:: Given task ::
Find the word "document" in the data. Return every line where it appears.
== Data rows
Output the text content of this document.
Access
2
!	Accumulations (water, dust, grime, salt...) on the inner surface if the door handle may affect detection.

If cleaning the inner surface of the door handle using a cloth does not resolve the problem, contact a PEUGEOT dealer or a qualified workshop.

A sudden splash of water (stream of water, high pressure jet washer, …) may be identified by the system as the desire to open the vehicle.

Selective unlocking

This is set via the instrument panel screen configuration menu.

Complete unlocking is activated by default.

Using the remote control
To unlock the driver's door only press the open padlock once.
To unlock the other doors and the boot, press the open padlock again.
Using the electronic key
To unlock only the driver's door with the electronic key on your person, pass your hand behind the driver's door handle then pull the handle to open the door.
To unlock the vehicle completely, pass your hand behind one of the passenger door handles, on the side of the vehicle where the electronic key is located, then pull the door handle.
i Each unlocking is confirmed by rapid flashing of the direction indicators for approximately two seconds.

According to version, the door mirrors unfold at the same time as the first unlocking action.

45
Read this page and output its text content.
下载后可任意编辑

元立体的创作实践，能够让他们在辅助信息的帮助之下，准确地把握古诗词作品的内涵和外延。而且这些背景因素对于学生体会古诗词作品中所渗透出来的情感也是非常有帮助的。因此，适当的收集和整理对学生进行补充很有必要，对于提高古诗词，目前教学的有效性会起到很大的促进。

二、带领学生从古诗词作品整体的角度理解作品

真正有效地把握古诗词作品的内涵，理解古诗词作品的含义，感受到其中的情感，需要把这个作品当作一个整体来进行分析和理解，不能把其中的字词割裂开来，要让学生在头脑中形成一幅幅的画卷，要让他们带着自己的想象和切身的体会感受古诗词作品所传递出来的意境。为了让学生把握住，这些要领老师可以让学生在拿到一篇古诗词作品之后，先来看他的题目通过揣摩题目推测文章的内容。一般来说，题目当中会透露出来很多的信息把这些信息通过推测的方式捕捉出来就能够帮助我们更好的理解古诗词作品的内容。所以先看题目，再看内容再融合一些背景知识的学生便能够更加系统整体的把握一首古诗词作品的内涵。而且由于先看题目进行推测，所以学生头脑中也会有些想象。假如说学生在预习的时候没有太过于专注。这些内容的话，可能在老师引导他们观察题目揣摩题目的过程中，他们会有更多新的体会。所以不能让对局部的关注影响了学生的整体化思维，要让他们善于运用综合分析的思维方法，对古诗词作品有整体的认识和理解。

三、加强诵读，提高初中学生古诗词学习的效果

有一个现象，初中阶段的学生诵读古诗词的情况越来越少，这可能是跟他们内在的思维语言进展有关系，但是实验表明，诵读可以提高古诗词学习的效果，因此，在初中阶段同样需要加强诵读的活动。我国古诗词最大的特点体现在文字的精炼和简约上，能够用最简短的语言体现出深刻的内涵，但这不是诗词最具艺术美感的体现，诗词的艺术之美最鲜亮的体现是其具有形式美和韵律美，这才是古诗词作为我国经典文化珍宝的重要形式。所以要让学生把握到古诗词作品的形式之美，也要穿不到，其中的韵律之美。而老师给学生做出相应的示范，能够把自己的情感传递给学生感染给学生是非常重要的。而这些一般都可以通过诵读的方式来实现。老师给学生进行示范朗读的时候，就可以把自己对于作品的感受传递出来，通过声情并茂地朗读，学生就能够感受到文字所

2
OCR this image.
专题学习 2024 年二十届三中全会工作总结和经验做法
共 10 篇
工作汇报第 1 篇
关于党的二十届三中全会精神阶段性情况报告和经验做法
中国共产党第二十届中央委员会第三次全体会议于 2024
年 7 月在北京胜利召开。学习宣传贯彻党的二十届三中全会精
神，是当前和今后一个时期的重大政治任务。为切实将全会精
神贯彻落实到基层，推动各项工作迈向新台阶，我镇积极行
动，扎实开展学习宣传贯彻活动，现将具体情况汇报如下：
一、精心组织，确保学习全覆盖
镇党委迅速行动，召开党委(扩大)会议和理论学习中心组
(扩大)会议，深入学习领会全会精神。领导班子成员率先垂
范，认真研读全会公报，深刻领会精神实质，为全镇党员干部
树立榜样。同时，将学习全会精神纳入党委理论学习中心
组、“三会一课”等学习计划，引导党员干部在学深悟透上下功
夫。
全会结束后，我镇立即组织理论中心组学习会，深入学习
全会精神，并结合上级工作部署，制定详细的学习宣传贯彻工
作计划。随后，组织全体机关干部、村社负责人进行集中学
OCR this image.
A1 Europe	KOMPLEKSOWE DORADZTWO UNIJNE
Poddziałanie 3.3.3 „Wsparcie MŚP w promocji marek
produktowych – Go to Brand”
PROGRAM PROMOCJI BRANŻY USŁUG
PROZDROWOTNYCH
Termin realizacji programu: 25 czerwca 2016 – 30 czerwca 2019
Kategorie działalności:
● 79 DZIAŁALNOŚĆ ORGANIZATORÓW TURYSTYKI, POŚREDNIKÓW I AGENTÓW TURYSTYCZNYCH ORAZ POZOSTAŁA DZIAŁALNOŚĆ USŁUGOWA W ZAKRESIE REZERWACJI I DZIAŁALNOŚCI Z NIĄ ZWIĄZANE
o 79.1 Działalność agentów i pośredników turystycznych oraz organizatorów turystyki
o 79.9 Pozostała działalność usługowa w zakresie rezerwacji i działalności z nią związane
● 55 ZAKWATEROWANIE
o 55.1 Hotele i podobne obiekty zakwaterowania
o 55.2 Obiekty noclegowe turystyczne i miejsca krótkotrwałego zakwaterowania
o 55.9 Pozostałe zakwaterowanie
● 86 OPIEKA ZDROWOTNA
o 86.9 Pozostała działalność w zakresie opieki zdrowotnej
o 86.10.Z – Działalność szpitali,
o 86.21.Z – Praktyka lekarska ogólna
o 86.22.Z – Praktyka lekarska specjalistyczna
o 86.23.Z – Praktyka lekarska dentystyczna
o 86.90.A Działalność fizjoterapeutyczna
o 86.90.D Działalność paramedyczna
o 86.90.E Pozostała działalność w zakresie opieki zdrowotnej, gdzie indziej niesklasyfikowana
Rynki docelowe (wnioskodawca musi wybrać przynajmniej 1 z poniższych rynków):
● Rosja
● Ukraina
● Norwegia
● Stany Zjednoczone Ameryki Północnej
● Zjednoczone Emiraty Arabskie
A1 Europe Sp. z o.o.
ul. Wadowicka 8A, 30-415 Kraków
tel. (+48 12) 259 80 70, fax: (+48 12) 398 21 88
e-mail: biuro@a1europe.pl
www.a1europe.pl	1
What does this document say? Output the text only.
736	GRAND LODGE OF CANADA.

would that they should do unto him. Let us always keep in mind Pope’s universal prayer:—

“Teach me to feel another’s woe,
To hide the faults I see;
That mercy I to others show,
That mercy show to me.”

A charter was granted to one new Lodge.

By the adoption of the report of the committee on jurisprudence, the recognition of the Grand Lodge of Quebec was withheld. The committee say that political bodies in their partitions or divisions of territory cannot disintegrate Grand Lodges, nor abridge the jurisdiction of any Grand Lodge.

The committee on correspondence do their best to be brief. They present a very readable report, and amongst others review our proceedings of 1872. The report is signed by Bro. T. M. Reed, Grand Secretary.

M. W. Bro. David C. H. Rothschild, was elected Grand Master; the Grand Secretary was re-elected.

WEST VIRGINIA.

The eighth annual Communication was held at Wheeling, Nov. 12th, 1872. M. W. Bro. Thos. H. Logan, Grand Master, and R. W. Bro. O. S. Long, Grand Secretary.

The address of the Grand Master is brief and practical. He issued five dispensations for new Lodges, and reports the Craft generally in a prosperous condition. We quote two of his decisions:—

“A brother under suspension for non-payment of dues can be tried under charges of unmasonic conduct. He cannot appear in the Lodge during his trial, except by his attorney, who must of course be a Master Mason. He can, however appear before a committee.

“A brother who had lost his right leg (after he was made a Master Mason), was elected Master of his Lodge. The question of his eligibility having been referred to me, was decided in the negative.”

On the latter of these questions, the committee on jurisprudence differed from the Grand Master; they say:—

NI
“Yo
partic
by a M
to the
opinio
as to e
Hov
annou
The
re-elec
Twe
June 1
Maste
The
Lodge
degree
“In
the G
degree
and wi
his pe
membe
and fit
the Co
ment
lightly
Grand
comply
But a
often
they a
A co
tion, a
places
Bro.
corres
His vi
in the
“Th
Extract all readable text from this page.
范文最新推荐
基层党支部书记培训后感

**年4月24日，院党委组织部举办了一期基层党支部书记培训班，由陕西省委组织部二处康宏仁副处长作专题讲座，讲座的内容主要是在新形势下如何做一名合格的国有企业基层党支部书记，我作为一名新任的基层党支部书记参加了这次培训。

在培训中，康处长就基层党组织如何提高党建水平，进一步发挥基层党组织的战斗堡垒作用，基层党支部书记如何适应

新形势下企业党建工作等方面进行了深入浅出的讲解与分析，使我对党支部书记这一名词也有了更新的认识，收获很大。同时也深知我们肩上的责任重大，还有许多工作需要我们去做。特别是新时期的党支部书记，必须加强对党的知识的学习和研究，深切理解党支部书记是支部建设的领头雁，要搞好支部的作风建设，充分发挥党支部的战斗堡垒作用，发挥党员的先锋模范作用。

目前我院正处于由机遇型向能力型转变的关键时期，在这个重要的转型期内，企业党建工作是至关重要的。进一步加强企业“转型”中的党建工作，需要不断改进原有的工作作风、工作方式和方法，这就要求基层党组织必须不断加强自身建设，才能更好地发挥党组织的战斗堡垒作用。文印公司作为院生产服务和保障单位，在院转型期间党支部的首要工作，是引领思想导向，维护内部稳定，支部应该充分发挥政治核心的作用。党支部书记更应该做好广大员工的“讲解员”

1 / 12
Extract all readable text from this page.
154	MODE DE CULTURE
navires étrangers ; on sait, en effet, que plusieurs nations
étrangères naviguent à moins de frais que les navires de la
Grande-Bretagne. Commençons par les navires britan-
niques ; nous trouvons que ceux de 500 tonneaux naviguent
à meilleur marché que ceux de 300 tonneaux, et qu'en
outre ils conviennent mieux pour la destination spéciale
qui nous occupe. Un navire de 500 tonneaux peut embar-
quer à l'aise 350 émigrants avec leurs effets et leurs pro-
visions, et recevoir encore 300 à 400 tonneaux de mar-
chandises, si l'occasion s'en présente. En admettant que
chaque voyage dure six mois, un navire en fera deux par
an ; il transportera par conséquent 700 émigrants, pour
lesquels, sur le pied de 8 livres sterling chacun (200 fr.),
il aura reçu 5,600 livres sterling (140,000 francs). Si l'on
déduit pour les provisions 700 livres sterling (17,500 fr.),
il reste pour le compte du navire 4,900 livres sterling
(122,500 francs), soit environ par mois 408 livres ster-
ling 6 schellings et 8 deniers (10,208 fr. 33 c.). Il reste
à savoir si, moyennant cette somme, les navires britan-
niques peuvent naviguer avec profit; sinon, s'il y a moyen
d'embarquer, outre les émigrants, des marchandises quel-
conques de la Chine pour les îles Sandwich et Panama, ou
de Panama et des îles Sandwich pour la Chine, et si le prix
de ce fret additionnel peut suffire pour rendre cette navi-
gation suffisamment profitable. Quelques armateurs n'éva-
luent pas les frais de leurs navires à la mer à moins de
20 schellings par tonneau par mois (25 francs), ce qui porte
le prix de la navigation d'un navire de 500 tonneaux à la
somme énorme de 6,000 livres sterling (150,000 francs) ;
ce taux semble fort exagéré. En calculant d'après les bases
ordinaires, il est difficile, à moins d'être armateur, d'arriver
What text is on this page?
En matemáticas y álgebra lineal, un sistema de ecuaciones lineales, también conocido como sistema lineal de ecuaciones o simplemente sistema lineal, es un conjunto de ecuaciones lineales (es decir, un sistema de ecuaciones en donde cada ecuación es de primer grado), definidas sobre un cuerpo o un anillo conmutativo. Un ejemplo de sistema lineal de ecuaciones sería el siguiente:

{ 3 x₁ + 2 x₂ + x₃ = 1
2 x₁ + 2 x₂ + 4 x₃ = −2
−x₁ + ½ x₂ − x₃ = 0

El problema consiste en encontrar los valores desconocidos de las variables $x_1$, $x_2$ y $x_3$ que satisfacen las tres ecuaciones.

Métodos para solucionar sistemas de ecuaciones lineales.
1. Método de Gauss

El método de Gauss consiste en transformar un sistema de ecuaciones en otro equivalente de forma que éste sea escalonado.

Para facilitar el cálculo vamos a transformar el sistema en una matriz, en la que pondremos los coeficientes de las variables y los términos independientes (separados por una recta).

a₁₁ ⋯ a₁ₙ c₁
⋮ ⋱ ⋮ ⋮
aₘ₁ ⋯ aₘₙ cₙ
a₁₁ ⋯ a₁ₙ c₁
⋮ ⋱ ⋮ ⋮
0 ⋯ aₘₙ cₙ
====
:: Answer for this exercise ::
Output the text content of this document.
What does this document say? Output the text only.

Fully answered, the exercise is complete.